══ Document passage

Preserve logs that show authentication and access (IdP/IAM), endpoint activity (EDR/AV), network decisions (firewall/proxy/VPN/NAT), DNS resolution, email flow, and cloud audit/control-plane events. Also export relevant server/app/database logs for impacted assets. Capture raw exports, time sources, and evidence-handling metadata immediately to prevent rollover or tampering.

During a cyber incident, log preservation is one of the fastest ways to protect your ability to investigate, contain, recover, and meet legal/insurance obligations. This checklist focuses on the log sources that most reliably reconstruct who did what, when, and from where—and how to preserve them without destroying evidence.

TL;DR - Preserve identity/audit, endpoint (EDR), network (firewall/proxy/NAT/VPN), DNS, email, and cloud control‑plane logs—plus server/app/database logs tied to affected systems. - Export raw logs with timestamps and metadata, then lock them down with chain of custody (hashes, access control, immutable storage). - Act immediately: high-value sources roll over quickly, and attackers often try to clear traces.

════
══ Data lines

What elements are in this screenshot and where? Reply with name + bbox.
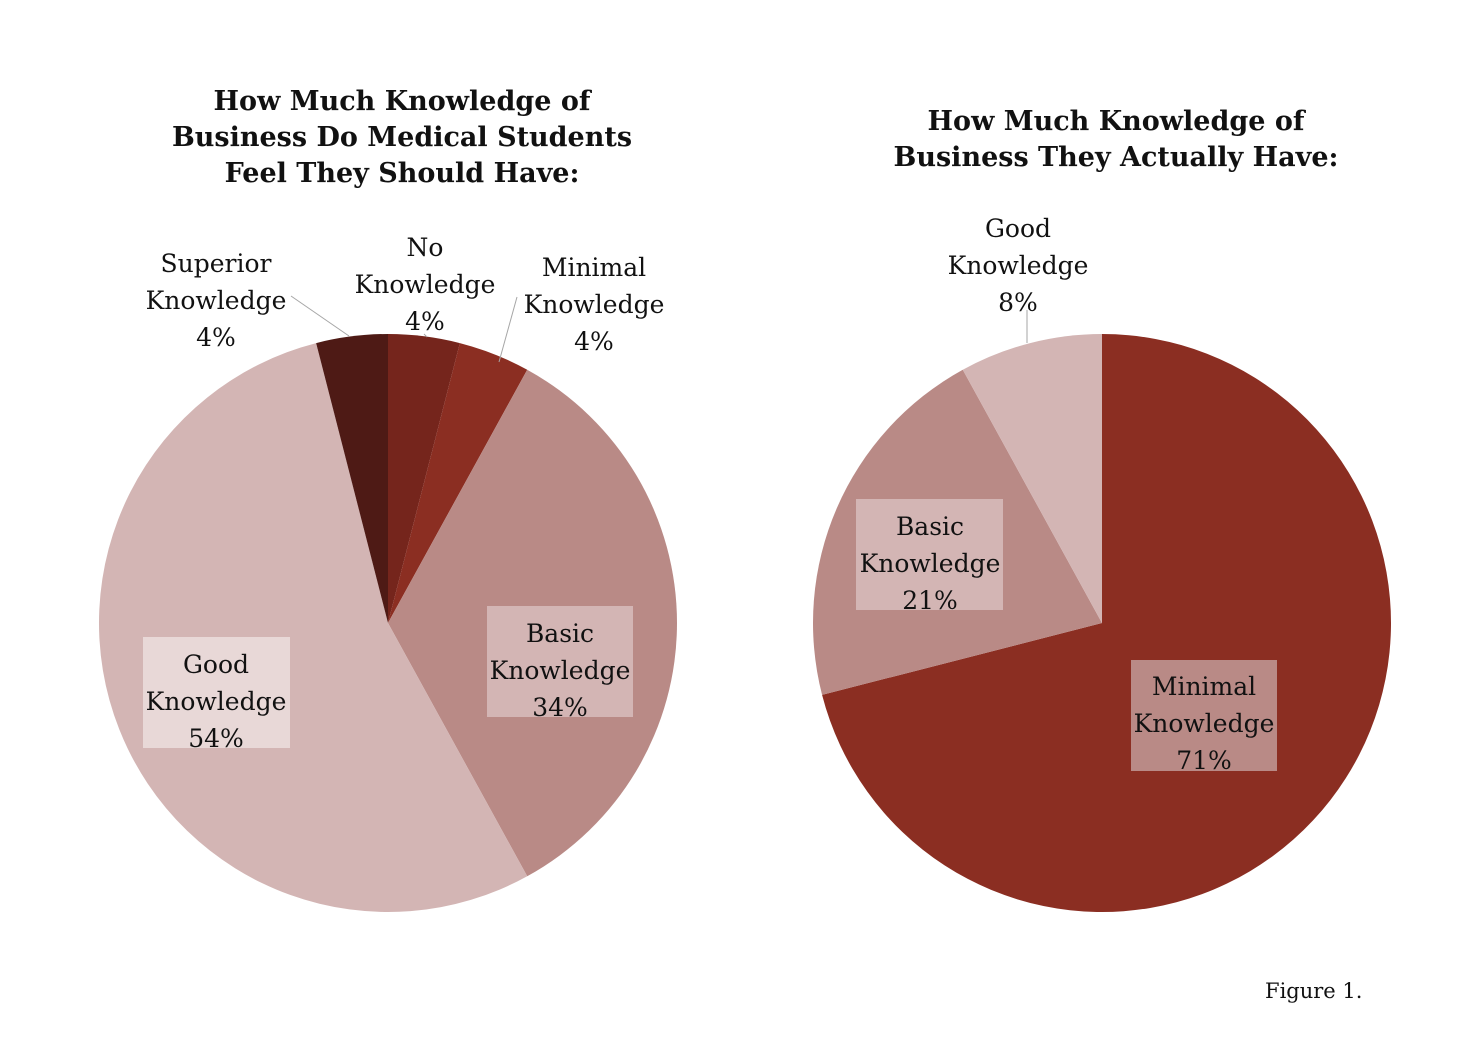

════

(Exercise prompt) In the log preservation checklist, what three measures are listed for locking down exported logs with chain of custody?

(Complete response) Hashes, access control, and immutable storage.